#### Aim
Can you print every record below exactly as written?

#### Dataset extract
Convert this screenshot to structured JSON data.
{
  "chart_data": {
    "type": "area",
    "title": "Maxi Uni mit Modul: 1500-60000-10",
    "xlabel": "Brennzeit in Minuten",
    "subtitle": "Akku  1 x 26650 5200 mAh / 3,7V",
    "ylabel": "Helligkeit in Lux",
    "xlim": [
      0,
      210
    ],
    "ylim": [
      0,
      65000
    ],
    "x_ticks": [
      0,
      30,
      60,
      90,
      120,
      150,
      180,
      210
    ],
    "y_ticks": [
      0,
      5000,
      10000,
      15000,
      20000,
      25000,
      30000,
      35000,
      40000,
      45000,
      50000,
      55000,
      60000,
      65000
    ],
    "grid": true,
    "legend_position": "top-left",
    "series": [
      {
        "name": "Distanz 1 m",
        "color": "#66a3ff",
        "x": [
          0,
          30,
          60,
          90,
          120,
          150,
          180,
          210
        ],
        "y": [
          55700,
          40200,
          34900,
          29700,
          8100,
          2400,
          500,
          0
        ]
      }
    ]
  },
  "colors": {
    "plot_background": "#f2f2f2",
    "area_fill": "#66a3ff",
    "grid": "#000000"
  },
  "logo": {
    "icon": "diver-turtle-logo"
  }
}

#### Solution to this problem
Convert this screenshot to structured JSON data.
{
  "chart_data": {
    "type": "area",
    "title": "Maxi Uni mit Modul: 1500-60000-10",
    "xlabel": "Brennzeit in Minuten",
    "subtitle": "Akku  1 x 26650 5200 mAh / 3,7V",
    "ylabel": "Helligkeit in Lux",
    "xlim": [
      0,
      210
    ],
    "ylim": [
      0,
      65000
    ],
    "x_ticks": [
      0,
      30,
      60,
      90,
      120,
      150,
      180,
      210
    ],
    "y_ticks": [
      0,
      5000,
      10000,
      15000,
      20000,
      25000,
      30000,
      35000,
      40000,
      45000,
      50000,
      55000,
      60000,
      65000
    ],
    "grid": true,
    "legend_position": "top-left",
    "series": [
      {
        "name": "Distanz 1 m",
        "color": "#66a3ff",
        "x": [
          0,
          30,
          60,
          90,
          120,
          150,
          180,
          210
        ],
        "y": [
          55700,
          40200,
          34900,
          29700,
          8100,
          2400,
          500,
          0
        ]
      }
    ]
  },
  "colors": {
    "plot_background": "#f2f2f2",
    "area_fill": "#66a3ff",
    "grid": "#000000"
  },
  "logo": {
    "icon": "diver-turtle-logo"
  }
}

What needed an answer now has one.